* Start DATA FOR THE TASK *
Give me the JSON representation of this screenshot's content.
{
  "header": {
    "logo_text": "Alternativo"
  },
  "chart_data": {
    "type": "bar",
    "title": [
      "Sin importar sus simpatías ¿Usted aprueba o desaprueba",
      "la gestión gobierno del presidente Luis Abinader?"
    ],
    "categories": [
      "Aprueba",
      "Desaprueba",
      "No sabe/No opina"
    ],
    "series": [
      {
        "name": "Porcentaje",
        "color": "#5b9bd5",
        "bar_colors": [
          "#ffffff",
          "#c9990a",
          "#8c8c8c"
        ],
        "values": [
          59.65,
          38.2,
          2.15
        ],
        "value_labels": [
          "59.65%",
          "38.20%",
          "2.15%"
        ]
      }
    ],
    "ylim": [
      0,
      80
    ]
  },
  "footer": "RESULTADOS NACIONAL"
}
* End DATA FOR THE TASK *
WHAT TO PRODUCE:
Write out the whole listing again, exactly as it stands.

RESPONSE TO THIS EXERCISE:
Give me the JSON representation of this screenshot's content.
{
  "header": {
    "logo_text": "Alternativo"
  },
  "chart_data": {
    "type": "bar",
    "title": [
      "Sin importar sus simpatías ¿Usted aprueba o desaprueba",
      "la gestión gobierno del presidente Luis Abinader?"
    ],
    "categories": [
      "Aprueba",
      "Desaprueba",
      "No sabe/No opina"
    ],
    "series": [
      {
        "name": "Porcentaje",
        "color": "#5b9bd5",
        "bar_colors": [
          "#ffffff",
          "#c9990a",
          "#8c8c8c"
        ],
        "values": [
          59.65,
          38.2,
          2.15
        ],
        "value_labels": [
          "59.65%",
          "38.20%",
          "2.15%"
        ]
      }
    ],
    "ylim": [
      0,
      80
    ]
  },
  "footer": "RESULTADOS NACIONAL"
}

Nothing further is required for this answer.